───── Provided data

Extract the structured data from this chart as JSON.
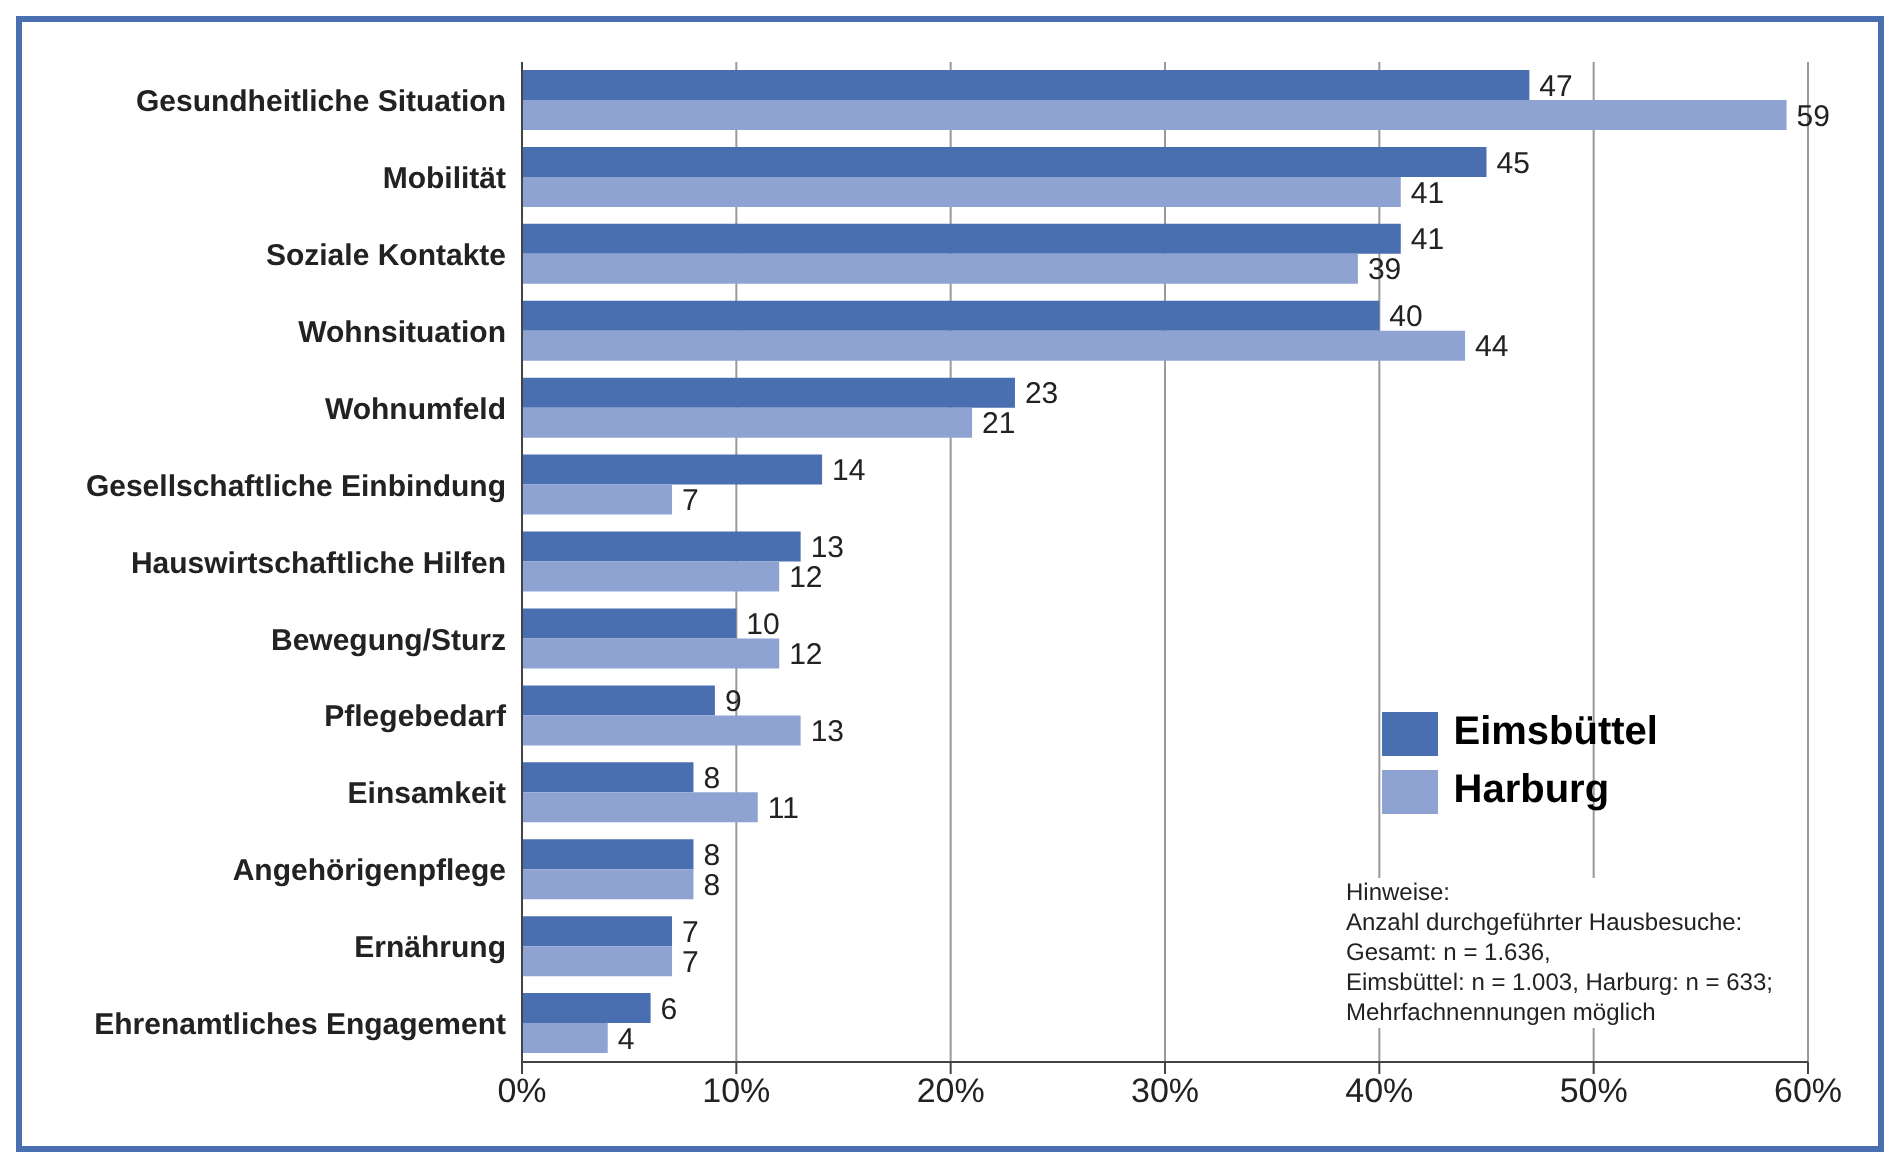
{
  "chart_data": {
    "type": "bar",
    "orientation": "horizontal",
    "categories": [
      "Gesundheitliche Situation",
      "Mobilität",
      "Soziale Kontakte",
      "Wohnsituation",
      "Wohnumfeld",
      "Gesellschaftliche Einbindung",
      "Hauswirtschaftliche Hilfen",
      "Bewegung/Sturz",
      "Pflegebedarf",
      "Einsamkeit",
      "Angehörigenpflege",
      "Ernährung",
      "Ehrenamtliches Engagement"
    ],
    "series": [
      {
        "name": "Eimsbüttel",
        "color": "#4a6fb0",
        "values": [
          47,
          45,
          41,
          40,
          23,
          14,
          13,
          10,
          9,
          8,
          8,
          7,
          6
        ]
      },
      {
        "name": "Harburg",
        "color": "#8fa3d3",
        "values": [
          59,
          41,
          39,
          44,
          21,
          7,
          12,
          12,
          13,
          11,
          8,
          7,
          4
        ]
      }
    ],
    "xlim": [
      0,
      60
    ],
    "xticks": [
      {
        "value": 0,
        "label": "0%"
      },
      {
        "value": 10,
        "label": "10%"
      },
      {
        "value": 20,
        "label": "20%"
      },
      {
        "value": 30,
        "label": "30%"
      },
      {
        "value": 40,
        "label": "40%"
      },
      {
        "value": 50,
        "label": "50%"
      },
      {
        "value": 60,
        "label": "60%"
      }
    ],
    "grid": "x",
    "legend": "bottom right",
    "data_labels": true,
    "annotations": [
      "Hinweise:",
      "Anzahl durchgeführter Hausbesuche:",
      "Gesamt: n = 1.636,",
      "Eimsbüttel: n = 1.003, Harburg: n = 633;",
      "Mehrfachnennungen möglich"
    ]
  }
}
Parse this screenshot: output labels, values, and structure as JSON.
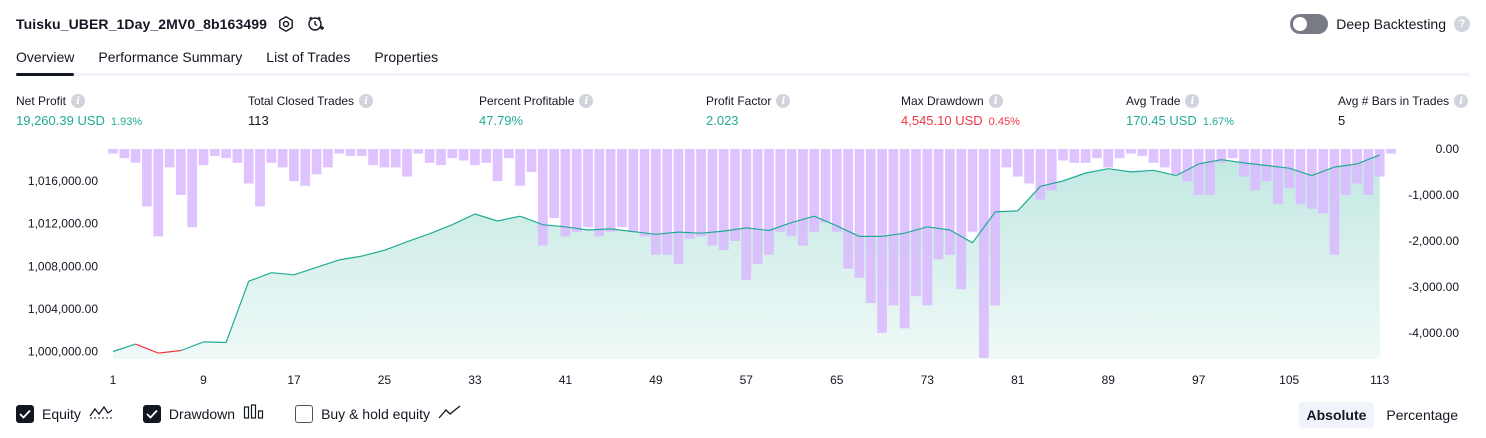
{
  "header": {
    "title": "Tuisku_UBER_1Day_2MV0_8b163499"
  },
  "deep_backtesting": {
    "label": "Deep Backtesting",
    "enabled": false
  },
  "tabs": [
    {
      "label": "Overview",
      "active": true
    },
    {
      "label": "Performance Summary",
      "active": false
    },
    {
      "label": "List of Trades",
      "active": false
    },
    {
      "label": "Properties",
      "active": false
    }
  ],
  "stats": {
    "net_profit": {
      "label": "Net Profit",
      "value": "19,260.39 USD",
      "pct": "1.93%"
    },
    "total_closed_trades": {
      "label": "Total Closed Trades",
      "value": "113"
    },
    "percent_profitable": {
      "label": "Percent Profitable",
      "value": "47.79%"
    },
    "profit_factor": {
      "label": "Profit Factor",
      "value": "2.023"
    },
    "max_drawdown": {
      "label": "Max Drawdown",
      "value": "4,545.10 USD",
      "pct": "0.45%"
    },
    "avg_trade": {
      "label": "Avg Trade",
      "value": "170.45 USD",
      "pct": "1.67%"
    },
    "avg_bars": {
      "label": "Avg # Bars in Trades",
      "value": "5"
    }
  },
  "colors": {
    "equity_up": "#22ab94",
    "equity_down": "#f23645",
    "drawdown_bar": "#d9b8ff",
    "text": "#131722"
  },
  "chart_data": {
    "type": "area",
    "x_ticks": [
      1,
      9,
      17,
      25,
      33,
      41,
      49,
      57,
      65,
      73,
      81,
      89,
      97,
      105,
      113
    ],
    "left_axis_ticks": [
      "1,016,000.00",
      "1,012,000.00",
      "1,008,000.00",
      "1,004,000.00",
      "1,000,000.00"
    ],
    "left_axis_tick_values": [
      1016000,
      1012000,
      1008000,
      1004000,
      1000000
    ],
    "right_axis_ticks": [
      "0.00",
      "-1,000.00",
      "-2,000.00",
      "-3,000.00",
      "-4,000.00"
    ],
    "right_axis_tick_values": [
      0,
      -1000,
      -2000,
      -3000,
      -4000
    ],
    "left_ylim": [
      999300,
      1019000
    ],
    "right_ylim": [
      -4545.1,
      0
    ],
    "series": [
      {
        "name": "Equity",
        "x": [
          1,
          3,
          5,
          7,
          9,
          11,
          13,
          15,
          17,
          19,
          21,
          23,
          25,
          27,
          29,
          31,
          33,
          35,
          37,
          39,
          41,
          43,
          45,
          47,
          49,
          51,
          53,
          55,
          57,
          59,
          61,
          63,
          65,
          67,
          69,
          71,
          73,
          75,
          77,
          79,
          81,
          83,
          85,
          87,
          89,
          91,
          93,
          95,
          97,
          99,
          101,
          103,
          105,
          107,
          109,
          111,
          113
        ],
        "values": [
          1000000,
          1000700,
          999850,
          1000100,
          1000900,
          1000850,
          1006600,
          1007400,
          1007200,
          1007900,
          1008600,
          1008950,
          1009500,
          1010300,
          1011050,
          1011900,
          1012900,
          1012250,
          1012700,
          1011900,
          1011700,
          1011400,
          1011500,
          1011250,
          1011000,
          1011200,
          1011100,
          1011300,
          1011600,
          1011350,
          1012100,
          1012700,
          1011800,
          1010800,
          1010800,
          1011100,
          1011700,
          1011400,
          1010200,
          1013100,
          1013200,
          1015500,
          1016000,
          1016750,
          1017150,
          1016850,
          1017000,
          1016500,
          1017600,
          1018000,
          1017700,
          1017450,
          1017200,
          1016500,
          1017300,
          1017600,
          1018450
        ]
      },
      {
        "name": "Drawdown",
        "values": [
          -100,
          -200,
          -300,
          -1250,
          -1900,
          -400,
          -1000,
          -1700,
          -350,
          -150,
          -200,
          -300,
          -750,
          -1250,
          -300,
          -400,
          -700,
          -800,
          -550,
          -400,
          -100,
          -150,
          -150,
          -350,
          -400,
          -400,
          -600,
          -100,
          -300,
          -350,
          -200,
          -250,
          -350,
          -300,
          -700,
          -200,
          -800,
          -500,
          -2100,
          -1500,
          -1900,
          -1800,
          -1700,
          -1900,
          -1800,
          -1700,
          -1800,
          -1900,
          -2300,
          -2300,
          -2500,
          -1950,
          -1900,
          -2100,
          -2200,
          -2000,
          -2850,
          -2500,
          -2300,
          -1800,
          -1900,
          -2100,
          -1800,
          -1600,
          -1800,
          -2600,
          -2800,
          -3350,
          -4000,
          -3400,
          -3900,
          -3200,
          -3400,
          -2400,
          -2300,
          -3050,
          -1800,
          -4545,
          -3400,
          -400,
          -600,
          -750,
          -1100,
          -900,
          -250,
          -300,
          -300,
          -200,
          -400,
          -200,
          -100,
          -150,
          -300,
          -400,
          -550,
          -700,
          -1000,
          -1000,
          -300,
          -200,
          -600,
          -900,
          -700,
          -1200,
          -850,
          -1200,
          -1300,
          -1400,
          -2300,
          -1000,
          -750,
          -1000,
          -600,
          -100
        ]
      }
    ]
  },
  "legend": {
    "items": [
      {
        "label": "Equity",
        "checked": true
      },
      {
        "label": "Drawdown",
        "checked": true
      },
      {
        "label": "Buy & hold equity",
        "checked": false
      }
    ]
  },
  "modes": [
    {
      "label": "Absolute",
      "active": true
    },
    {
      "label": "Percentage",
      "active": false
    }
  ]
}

──────────

__Task requirements__
Copy the material above exactly and drop the pictures.

__Response__
Extract the structured data from this chart as JSON.
{
  "chart_data": {
    "type": "bar",
    "orientation": "horizontal",
    "categories": [
      "Gesundheitliche Situation",
      "Mobilität",
      "Soziale Kontakte",
      "Wohnsituation",
      "Wohnumfeld",
      "Gesellschaftliche Einbindung",
      "Hauswirtschaftliche Hilfen",
      "Bewegung/Sturz",
      "Pflegebedarf",
      "Einsamkeit",
      "Angehörigenpflege",
      "Ernährung",
      "Ehrenamtliches Engagement"
    ],
    "series": [
      {
        "name": "Eimsbüttel",
        "color": "#4a6fb0",
        "values": [
          47,
          45,
          41,
          40,
          23,
          14,
          13,
          10,
          9,
          8,
          8,
          7,
          6
        ]
      },
      {
        "name": "Harburg",
        "color": "#8fa3d3",
        "values": [
          59,
          41,
          39,
          44,
          21,
          7,
          12,
          12,
          13,
          11,
          8,
          7,
          4
        ]
      }
    ],
    "xlim": [
      0,
      60
    ],
    "xticks": [
      {
        "value": 0,
        "label": "0%"
      },
      {
        "value": 10,
        "label": "10%"
      },
      {
        "value": 20,
        "label": "20%"
      },
      {
        "value": 30,
        "label": "30%"
      },
      {
        "value": 40,
        "label": "40%"
      },
      {
        "value": 50,
        "label": "50%"
      },
      {
        "value": 60,
        "label": "60%"
      }
    ],
    "grid": "x",
    "legend": "bottom right",
    "data_labels": true,
    "annotations": [
      "Hinweise:",
      "Anzahl durchgeführter Hausbesuche:",
      "Gesamt: n = 1.636,",
      "Eimsbüttel: n = 1.003, Harburg: n = 633;",
      "Mehrfachnennungen möglich"
    ]
  }
}
Parse this screenshot: output labels, values, and structure as JSON.
{
  "header": {
    "title": "Tuisku_UBER_1Day_2MV0_8b163499"
  },
  "deep_backtesting": {
    "label": "Deep Backtesting",
    "enabled": false
  },
  "tabs": [
    {
      "label": "Overview",
      "active": true
    },
    {
      "label": "Performance Summary",
      "active": false
    },
    {
      "label": "List of Trades",
      "active": false
    },
    {
      "label": "Properties",
      "active": false
    }
  ],
  "stats": {
    "net_profit": {
      "label": "Net Profit",
      "value": "19,260.39 USD",
      "pct": "1.93%"
    },
    "total_closed_trades": {
      "label": "Total Closed Trades",
      "value": "113"
    },
    "percent_profitable": {
      "label": "Percent Profitable",
      "value": "47.79%"
    },
    "profit_factor": {
      "label": "Profit Factor",
      "value": "2.023"
    },
    "max_drawdown": {
      "label": "Max Drawdown",
      "value": "4,545.10 USD",
      "pct": "0.45%"
    },
    "avg_trade": {
      "label": "Avg Trade",
      "value": "170.45 USD",
      "pct": "1.67%"
    },
    "avg_bars": {
      "label": "Avg # Bars in Trades",
      "value": "5"
    }
  },
  "colors": {
    "equity_up": "#22ab94",
    "equity_down": "#f23645",
    "drawdown_bar": "#d9b8ff",
    "text": "#131722"
  },
  "chart_data": {
    "type": "area",
    "x_ticks": [
      1,
      9,
      17,
      25,
      33,
      41,
      49,
      57,
      65,
      73,
      81,
      89,
      97,
      105,
      113
    ],
    "left_axis_ticks": [
      "1,016,000.00",
      "1,012,000.00",
      "1,008,000.00",
      "1,004,000.00",
      "1,000,000.00"
    ],
    "left_axis_tick_values": [
      1016000,
      1012000,
      1008000,
      1004000,
      1000000
    ],
    "right_axis_ticks": [
      "0.00",
      "-1,000.00",
      "-2,000.00",
      "-3,000.00",
      "-4,000.00"
    ],
    "right_axis_tick_values": [
      0,
      -1000,
      -2000,
      -3000,
      -4000
    ],
    "left_ylim": [
      999300,
      1019000
    ],
    "right_ylim": [
      -4545.1,
      0
    ],
    "series": [
      {
        "name": "Equity",
        "x": [
          1,
          3,
          5,
          7,
          9,
          11,
          13,
          15,
          17,
          19,
          21,
          23,
          25,
          27,
          29,
          31,
          33,
          35,
          37,
          39,
          41,
          43,
          45,
          47,
          49,
          51,
          53,
          55,
          57,
          59,
          61,
          63,
          65,
          67,
          69,
          71,
          73,
          75,
          77,
          79,
          81,
          83,
          85,
          87,
          89,
          91,
          93,
          95,
          97,
          99,
          101,
          103,
          105,
          107,
          109,
          111,
          113
        ],
        "values": [
          1000000,
          1000700,
          999850,
          1000100,
          1000900,
          1000850,
          1006600,
          1007400,
          1007200,
          1007900,
          1008600,
          1008950,
          1009500,
          1010300,
          1011050,
          1011900,
          1012900,
          1012250,
          1012700,
          1011900,
          1011700,
          1011400,
          1011500,
          1011250,
          1011000,
          1011200,
          1011100,
          1011300,
          1011600,
          1011350,
          1012100,
          1012700,
          1011800,
          1010800,
          1010800,
          1011100,
          1011700,
          1011400,
          1010200,
          1013100,
          1013200,
          1015500,
          1016000,
          1016750,
          1017150,
          1016850,
          1017000,
          1016500,
          1017600,
          1018000,
          1017700,
          1017450,
          1017200,
          1016500,
          1017300,
          1017600,
          1018450
        ]
      },
      {
        "name": "Drawdown",
        "values": [
          -100,
          -200,
          -300,
          -1250,
          -1900,
          -400,
          -1000,
          -1700,
          -350,
          -150,
          -200,
          -300,
          -750,
          -1250,
          -300,
          -400,
          -700,
          -800,
          -550,
          -400,
          -100,
          -150,
          -150,
          -350,
          -400,
          -400,
          -600,
          -100,
          -300,
          -350,
          -200,
          -250,
          -350,
          -300,
          -700,
          -200,
          -800,
          -500,
          -2100,
          -1500,
          -1900,
          -1800,
          -1700,
          -1900,
          -1800,
          -1700,
          -1800,
          -1900,
          -2300,
          -2300,
          -2500,
          -1950,
          -1900,
          -2100,
          -2200,
          -2000,
          -2850,
          -2500,
          -2300,
          -1800,
          -1900,
          -2100,
          -1800,
          -1600,
          -1800,
          -2600,
          -2800,
          -3350,
          -4000,
          -3400,
          -3900,
          -3200,
          -3400,
          -2400,
          -2300,
          -3050,
          -1800,
          -4545,
          -3400,
          -400,
          -600,
          -750,
          -1100,
          -900,
          -250,
          -300,
          -300,
          -200,
          -400,
          -200,
          -100,
          -150,
          -300,
          -400,
          -550,
          -700,
          -1000,
          -1000,
          -300,
          -200,
          -600,
          -900,
          -700,
          -1200,
          -850,
          -1200,
          -1300,
          -1400,
          -2300,
          -1000,
          -750,
          -1000,
          -600,
          -100
        ]
      }
    ]
  },
  "legend": {
    "items": [
      {
        "label": "Equity",
        "checked": true
      },
      {
        "label": "Drawdown",
        "checked": true
      },
      {
        "label": "Buy & hold equity",
        "checked": false
      }
    ]
  },
  "modes": [
    {
      "label": "Absolute",
      "active": true
    },
    {
      "label": "Percentage",
      "active": false
    }
  ]
}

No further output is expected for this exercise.